-- START OF Records provided --

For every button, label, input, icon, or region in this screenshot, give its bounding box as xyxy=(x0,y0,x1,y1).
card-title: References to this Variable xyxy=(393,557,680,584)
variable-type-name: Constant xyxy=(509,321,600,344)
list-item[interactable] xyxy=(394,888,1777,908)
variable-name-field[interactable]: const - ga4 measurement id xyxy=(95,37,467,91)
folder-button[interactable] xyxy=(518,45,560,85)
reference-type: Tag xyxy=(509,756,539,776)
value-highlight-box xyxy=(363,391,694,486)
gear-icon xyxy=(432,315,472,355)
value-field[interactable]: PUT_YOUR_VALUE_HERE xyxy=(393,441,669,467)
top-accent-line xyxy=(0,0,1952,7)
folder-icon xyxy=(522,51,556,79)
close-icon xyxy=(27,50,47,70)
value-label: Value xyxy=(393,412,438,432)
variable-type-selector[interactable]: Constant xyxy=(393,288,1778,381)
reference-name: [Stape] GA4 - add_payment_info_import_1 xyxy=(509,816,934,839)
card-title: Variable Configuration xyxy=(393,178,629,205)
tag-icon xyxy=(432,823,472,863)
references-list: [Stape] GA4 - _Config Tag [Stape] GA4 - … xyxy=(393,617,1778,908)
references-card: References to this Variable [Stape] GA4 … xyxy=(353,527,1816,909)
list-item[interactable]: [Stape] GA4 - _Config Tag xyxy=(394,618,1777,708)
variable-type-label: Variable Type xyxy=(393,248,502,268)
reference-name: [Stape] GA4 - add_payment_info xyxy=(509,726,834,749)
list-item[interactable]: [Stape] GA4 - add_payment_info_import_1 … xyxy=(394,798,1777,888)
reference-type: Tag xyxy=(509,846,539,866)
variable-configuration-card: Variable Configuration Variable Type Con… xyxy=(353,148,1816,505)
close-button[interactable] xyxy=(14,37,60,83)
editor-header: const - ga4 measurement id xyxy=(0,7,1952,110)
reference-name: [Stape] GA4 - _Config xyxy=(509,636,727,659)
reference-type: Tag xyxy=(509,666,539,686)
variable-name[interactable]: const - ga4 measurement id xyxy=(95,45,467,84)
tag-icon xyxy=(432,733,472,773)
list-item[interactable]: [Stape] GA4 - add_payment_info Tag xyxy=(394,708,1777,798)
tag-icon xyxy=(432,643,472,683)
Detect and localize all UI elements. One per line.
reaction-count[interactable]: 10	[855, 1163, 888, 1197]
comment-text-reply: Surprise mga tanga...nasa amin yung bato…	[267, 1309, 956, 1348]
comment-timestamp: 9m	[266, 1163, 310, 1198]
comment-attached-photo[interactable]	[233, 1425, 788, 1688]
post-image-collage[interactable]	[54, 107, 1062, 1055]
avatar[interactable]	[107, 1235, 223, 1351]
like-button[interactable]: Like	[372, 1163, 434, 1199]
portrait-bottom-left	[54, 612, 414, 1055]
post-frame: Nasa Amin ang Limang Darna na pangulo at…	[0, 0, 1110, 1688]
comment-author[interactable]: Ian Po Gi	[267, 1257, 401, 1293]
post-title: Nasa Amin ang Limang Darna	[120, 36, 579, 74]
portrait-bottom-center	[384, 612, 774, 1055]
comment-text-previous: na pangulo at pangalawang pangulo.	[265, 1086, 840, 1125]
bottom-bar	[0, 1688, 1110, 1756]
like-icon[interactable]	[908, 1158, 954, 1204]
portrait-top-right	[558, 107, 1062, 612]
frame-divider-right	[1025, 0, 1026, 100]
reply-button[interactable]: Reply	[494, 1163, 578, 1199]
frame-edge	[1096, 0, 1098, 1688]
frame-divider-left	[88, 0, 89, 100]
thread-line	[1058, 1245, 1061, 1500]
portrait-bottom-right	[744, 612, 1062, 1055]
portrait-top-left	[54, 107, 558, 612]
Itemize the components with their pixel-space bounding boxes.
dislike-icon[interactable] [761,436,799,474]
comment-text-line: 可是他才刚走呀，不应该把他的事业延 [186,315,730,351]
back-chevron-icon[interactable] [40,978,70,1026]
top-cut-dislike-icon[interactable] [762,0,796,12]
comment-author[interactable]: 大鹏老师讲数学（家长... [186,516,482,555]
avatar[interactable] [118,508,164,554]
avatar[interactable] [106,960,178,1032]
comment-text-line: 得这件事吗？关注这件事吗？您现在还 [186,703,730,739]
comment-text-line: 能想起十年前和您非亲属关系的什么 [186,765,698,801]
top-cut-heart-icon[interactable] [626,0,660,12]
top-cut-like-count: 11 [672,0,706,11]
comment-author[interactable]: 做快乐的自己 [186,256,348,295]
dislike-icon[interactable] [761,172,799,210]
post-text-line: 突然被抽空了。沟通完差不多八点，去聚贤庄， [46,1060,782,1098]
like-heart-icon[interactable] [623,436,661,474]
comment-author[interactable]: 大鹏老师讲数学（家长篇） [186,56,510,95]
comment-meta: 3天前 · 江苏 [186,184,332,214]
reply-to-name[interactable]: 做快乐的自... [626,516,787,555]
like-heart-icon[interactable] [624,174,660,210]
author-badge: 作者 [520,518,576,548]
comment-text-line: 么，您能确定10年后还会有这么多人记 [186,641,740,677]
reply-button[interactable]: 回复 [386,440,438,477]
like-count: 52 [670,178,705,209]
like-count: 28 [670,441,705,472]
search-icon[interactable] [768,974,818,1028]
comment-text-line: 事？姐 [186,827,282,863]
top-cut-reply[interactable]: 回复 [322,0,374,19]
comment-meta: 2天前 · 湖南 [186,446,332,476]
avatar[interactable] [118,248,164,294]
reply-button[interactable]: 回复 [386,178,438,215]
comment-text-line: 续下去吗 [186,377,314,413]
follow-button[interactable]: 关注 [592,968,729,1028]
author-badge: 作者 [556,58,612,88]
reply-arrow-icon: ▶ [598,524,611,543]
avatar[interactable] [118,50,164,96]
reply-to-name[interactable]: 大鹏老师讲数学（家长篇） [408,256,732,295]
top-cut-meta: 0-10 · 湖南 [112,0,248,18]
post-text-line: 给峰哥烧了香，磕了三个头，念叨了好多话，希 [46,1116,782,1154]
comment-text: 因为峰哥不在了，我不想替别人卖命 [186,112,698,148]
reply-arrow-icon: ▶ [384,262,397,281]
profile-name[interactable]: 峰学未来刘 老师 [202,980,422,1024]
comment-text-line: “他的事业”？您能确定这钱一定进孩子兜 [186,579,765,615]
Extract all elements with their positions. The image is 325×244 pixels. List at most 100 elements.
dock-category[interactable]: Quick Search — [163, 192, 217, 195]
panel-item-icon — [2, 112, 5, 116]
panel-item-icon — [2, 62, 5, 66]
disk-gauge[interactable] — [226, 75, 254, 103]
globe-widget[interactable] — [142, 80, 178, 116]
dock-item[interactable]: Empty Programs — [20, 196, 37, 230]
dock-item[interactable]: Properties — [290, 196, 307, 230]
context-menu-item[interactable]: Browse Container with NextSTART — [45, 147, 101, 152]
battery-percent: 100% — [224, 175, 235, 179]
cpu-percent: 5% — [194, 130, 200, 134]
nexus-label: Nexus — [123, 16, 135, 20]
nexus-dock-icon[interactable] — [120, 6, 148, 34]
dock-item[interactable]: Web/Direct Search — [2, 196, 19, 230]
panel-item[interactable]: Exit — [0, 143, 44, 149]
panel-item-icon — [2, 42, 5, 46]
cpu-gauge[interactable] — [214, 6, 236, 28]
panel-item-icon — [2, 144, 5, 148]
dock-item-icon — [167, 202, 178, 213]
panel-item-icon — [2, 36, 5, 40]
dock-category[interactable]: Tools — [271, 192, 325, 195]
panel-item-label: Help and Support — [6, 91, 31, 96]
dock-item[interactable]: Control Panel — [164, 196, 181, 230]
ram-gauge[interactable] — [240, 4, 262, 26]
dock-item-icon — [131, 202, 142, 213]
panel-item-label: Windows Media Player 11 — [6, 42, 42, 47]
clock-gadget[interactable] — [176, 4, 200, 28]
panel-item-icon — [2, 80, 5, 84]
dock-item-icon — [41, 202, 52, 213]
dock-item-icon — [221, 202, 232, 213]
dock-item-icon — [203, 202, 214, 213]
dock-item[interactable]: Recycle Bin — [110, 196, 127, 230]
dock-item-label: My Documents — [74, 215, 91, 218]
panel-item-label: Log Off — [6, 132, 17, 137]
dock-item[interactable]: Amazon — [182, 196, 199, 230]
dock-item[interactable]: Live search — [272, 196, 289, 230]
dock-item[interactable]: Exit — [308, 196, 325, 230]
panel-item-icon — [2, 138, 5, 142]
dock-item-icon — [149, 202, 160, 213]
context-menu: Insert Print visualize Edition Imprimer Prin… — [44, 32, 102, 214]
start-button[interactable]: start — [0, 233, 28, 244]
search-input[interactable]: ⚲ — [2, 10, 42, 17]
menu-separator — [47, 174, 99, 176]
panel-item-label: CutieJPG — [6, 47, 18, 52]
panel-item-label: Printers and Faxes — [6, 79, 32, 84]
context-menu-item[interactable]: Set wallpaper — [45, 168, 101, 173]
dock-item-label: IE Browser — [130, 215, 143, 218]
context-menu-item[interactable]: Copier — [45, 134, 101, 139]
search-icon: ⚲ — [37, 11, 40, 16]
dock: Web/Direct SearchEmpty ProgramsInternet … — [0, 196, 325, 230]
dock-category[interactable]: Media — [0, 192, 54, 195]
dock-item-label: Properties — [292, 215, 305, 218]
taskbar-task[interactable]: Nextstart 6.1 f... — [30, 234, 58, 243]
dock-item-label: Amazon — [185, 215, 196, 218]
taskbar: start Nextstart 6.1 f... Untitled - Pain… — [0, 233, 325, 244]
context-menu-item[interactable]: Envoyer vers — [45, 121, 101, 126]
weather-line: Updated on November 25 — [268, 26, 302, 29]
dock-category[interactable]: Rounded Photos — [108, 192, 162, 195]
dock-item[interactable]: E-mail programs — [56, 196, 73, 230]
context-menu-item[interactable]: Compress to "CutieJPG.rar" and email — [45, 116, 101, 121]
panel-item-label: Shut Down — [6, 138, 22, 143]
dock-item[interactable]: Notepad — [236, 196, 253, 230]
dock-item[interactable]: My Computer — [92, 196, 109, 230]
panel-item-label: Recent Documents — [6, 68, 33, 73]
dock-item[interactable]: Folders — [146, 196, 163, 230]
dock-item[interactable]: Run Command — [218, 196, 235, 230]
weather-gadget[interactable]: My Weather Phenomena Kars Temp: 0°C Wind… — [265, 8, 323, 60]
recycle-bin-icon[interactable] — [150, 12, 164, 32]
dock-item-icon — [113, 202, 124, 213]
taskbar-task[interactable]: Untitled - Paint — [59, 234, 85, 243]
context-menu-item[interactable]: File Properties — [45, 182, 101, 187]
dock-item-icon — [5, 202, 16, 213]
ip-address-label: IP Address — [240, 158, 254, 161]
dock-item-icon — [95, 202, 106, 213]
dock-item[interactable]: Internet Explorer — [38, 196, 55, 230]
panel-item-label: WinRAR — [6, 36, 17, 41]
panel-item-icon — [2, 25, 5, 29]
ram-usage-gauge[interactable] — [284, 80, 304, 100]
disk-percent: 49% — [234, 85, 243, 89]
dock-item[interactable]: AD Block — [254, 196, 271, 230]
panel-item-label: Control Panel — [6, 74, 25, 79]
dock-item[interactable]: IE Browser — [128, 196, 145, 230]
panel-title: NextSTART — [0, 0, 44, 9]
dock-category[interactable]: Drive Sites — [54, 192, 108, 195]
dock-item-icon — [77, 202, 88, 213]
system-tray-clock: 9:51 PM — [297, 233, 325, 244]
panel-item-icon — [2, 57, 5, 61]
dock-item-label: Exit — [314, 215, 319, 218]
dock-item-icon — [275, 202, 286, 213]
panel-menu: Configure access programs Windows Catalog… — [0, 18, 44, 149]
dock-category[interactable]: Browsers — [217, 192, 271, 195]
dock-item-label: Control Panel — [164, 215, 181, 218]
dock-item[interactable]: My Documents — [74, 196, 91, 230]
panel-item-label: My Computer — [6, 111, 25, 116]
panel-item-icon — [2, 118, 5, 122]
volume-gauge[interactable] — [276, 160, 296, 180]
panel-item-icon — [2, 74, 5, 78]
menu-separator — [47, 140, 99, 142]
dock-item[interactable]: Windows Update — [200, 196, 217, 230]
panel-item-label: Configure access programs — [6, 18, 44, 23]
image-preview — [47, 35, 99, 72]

-- END OF Records provided --

▶ Problem to work on
Rewrite the lines above as a Markdown table with the columns Row and Line, starting at the very first line and ending at the line that contains "tag-icon xyxy=(432,823,472,863)", both included. Use only those lines, number the rows, and leave out any blank lines.

▶ Completed exercise
| Row | Line |
|---|---|
| 1 | For every button, label, input, icon, or region in this screenshot, give its bounding box as xyxy=(x0,y0,x1,y1). |
| 2 | card-title: References to this Variable xyxy=(393,557,680,584) |
| 3 | variable-type-name: Constant xyxy=(509,321,600,344) |
| 4 | list-item[interactable] xyxy=(394,888,1777,908) |
| 5 | variable-name-field[interactable]: const - ga4 measurement id xyxy=(95,37,467,91) |
| 6 | folder-button[interactable] xyxy=(518,45,560,85) |
| 7 | reference-type: Tag xyxy=(509,756,539,776) |
| 8 | value-highlight-box xyxy=(363,391,694,486) |
| 9 | gear-icon xyxy=(432,315,472,355) |
| 10 | value-field[interactable]: PUT_YOUR_VALUE_HERE xyxy=(393,441,669,467) |
| 11 | top-accent-line xyxy=(0,0,1952,7) |
| 12 | folder-icon xyxy=(522,51,556,79) |
| 13 | close-icon xyxy=(27,50,47,70) |
| 14 | value-label: Value xyxy=(393,412,438,432) |
| 15 | variable-type-selector[interactable]: Constant xyxy=(393,288,1778,381) |
| 16 | reference-name: [Stape] GA4 - add_payment_info_import_1 xyxy=(509,816,934,839) |
| 17 | card-title: Variable Configuration xyxy=(393,178,629,205) |
| 18 | tag-icon xyxy=(432,823,472,863) |